Spatial annotation records:
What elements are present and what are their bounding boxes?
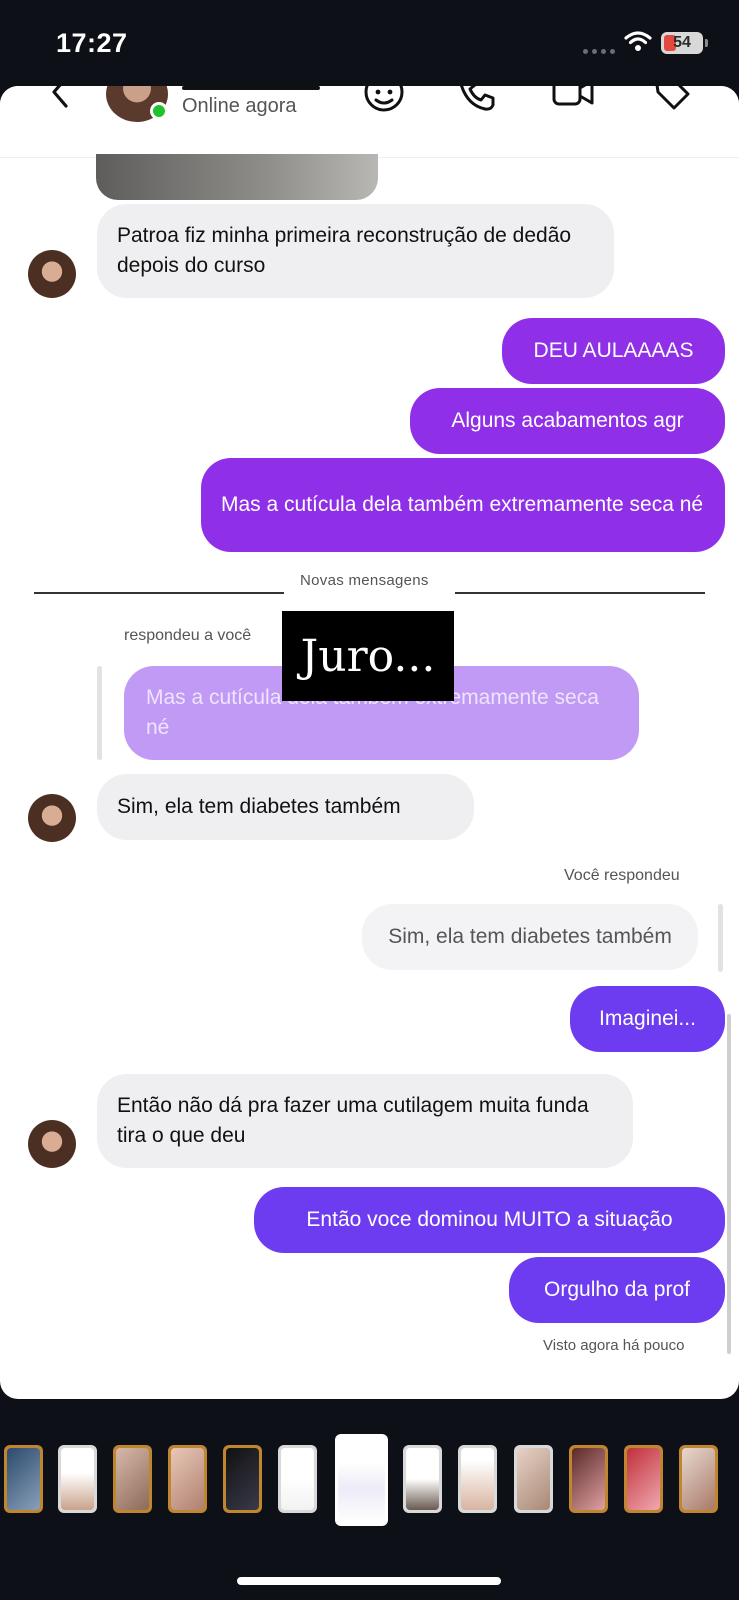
thumbnail[interactable] — [458, 1445, 497, 1513]
incoming-message[interactable]: Sim, ela tem diabetes também — [97, 774, 474, 840]
thumbnail[interactable] — [223, 1445, 262, 1513]
status-bar: 17:27 54 — [0, 0, 739, 86]
photo-message[interactable] — [96, 154, 378, 200]
signal-icon — [583, 49, 615, 54]
quote-bar — [97, 666, 102, 760]
thumbnail[interactable] — [403, 1445, 442, 1513]
sticker-icon[interactable] — [362, 86, 406, 114]
contact-status: Online agora — [182, 95, 297, 117]
reply-quote-bar — [718, 904, 723, 972]
outgoing-message[interactable]: Então voce dominou MUITO a situação — [254, 1187, 725, 1253]
thumbnail[interactable] — [679, 1445, 718, 1513]
replied-to-you-label: respondeu a você — [124, 627, 252, 644]
thumbnail[interactable] — [569, 1445, 608, 1513]
incoming-message[interactable]: Então não dá pra fazer uma cutilagem mui… — [97, 1074, 633, 1168]
battery-level: 54 — [673, 34, 691, 51]
seen-status: Visto agora há pouco — [543, 1337, 685, 1354]
clock: 17:27 — [56, 28, 128, 58]
online-indicator — [150, 102, 168, 120]
replied-quote[interactable]: Sim, ela tem diabetes também — [362, 904, 698, 970]
outgoing-message[interactable]: DEU AULAAAAS — [502, 318, 725, 384]
home-indicator[interactable] — [237, 1577, 501, 1585]
back-chevron-icon[interactable] — [46, 86, 76, 112]
overlay-caption: Juro... — [282, 611, 454, 701]
outgoing-message[interactable]: Alguns acabamentos agr — [410, 388, 725, 454]
thumbnail[interactable] — [168, 1445, 207, 1513]
incoming-message[interactable]: Patroa fiz minha primeira reconstrução d… — [97, 204, 614, 298]
divider-line-left — [34, 592, 284, 594]
bottom-bar — [0, 1399, 739, 1600]
thumbnail-selected[interactable] — [335, 1434, 388, 1526]
story-thumbnails — [0, 1434, 739, 1542]
chat-header: Online agora — [0, 86, 739, 158]
outgoing-message[interactable]: Mas a cutícula dela também extremamente … — [201, 458, 725, 552]
battery-icon: 54 — [661, 32, 708, 54]
outgoing-message[interactable]: Imaginei... — [570, 986, 725, 1052]
phone-icon[interactable] — [455, 86, 499, 114]
you-replied-label: Você respondeu — [564, 867, 680, 884]
new-messages-divider: Novas mensagens — [300, 572, 429, 589]
thumbnail[interactable] — [624, 1445, 663, 1513]
sender-avatar[interactable] — [28, 794, 76, 842]
thumbnail[interactable] — [514, 1445, 553, 1513]
thumbnail[interactable] — [278, 1445, 317, 1513]
contact-name-underline[interactable] — [182, 86, 320, 90]
thumbnail[interactable] — [4, 1445, 43, 1513]
outgoing-message[interactable]: Orgulho da prof — [509, 1257, 725, 1323]
divider-line-right — [455, 592, 705, 594]
chat-screen: Online agora Patroa fiz minha primeira r… — [0, 86, 739, 1399]
tag-icon[interactable] — [650, 86, 694, 114]
video-camera-icon[interactable] — [550, 86, 596, 114]
scrollbar[interactable] — [727, 1014, 731, 1354]
thumbnail[interactable] — [113, 1445, 152, 1513]
sender-avatar[interactable] — [28, 250, 76, 298]
wifi-icon — [624, 31, 652, 51]
thumbnail[interactable] — [58, 1445, 97, 1513]
sender-avatar[interactable] — [28, 1120, 76, 1168]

→ **Goal**
Please render everything in the records above, from the line containing "thumbnail[interactable] — [458, 1445, 497, 1513]" down to the line containing "replied-to-you-label: respondeu a", as a numbered list, leaving out any blank lines.

→ **Result of the task**
1. thumbnail[interactable] — [458, 1445, 497, 1513]
2. incoming-message[interactable]: Sim, ela tem diabetes também — [97, 774, 474, 840]
3. thumbnail[interactable] — [223, 1445, 262, 1513]
4. status-bar: 17:27 54 — [0, 0, 739, 86]
5. photo-message[interactable] — [96, 154, 378, 200]
6. signal-icon — [583, 49, 615, 54]
7. quote-bar — [97, 666, 102, 760]
8. thumbnail[interactable] — [403, 1445, 442, 1513]
9. sticker-icon[interactable] — [362, 86, 406, 114]
10. contact-status: Online agora — [182, 95, 297, 117]
11. reply-quote-bar — [718, 904, 723, 972]
12. outgoing-message[interactable]: Então voce dominou MUITO a situação — [254, 1187, 725, 1253]
13. thumbnail[interactable] — [679, 1445, 718, 1513]
14. replied-to-you-label: respondeu a você — [124, 627, 252, 644]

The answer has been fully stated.